Written exercise: For the material that follows, list every line containing the word "Distance".

Begin Material provided

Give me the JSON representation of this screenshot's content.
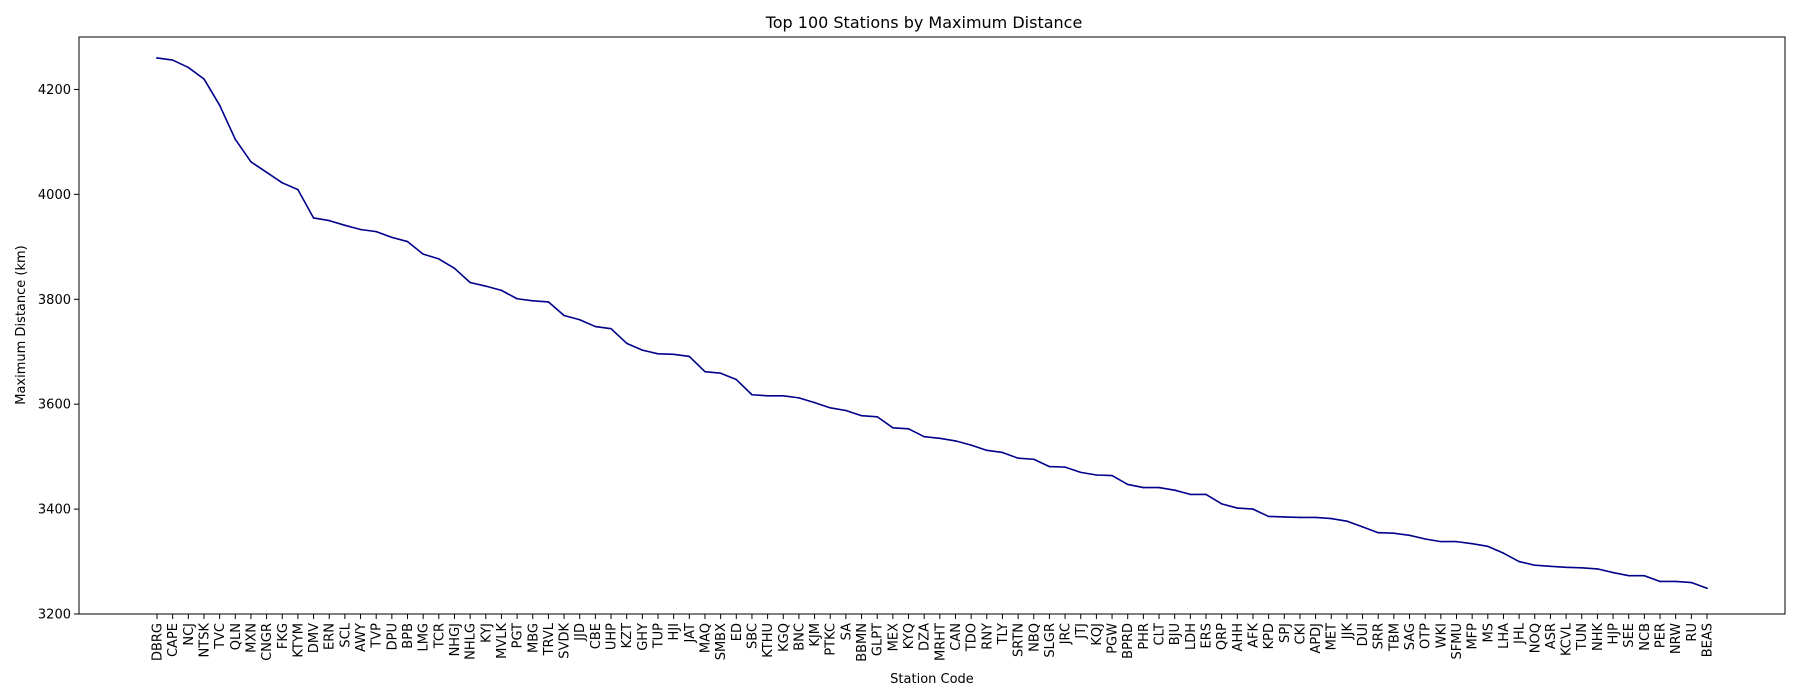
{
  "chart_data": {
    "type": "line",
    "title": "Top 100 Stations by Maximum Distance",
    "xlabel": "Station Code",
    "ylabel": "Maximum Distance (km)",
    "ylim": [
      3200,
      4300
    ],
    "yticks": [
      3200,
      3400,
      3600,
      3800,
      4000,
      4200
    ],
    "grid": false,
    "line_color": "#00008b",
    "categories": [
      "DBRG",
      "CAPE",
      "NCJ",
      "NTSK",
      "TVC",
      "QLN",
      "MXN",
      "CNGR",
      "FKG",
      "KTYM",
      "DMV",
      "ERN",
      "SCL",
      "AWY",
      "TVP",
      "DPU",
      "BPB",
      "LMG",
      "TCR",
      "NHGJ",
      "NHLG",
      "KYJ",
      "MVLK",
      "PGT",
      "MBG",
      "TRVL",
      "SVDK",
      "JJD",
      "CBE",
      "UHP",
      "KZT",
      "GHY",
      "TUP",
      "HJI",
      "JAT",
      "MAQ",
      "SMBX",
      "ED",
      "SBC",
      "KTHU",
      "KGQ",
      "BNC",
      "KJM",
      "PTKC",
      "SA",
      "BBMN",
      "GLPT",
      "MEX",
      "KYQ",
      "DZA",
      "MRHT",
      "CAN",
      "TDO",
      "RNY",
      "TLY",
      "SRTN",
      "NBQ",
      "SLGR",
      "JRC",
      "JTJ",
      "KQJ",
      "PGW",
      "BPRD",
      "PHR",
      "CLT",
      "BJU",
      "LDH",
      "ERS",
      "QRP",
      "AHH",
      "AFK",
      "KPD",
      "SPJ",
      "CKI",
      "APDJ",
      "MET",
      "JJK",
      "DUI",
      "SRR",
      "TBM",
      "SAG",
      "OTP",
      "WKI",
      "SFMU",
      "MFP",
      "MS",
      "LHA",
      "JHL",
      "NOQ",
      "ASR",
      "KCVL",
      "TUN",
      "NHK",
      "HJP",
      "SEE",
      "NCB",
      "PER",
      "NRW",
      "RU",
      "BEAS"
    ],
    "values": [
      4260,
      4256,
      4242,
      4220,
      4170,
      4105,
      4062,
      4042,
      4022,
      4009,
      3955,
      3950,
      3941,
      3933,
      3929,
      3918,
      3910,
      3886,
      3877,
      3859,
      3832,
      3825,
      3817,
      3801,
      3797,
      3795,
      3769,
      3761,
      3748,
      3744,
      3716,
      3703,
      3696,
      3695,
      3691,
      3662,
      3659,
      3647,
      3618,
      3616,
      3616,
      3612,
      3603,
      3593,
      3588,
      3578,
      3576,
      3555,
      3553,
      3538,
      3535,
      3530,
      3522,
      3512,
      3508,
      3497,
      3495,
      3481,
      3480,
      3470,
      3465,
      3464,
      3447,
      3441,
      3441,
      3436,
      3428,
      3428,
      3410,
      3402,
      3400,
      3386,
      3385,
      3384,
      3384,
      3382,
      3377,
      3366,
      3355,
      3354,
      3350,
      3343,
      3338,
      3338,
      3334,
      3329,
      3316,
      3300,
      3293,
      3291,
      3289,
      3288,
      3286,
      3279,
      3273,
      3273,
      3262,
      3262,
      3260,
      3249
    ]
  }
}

End Material provided
Begin Material provided

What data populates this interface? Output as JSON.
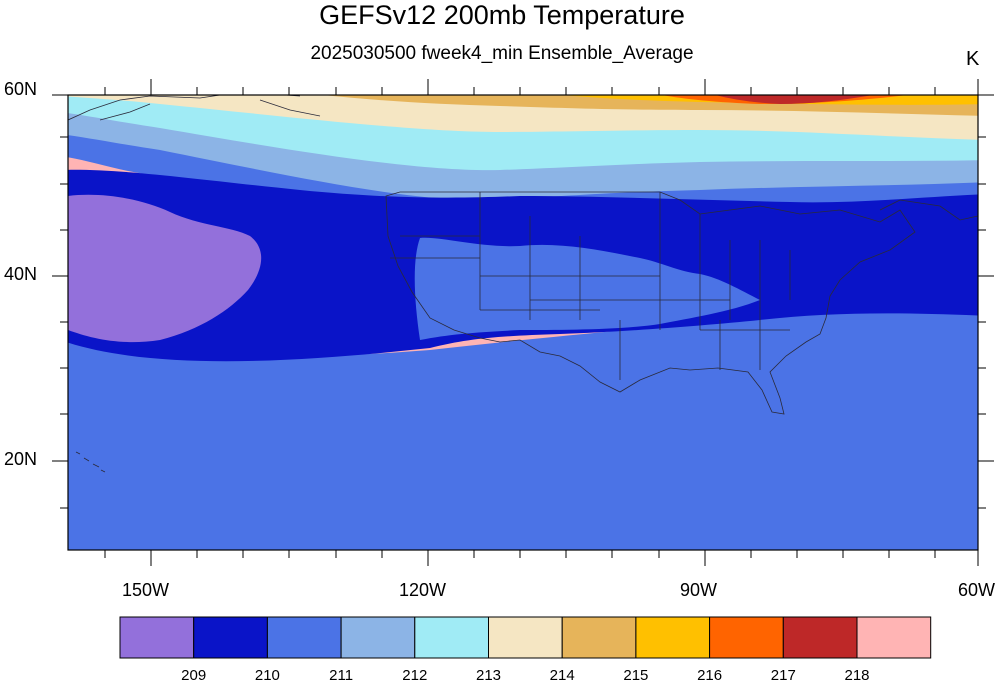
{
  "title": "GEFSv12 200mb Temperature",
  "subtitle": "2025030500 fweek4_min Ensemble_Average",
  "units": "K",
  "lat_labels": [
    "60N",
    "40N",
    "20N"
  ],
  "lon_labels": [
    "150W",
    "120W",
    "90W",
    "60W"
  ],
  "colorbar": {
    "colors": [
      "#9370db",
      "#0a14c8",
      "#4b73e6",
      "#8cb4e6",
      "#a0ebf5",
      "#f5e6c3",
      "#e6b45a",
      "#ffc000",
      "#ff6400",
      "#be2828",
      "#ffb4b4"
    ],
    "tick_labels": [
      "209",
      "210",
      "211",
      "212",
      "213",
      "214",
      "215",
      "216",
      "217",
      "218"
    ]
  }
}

End Material provided

Solution for this exercise:
    "title": "Top 100 Stations by Maximum Distance",
    "ylabel": "Maximum Distance (km)",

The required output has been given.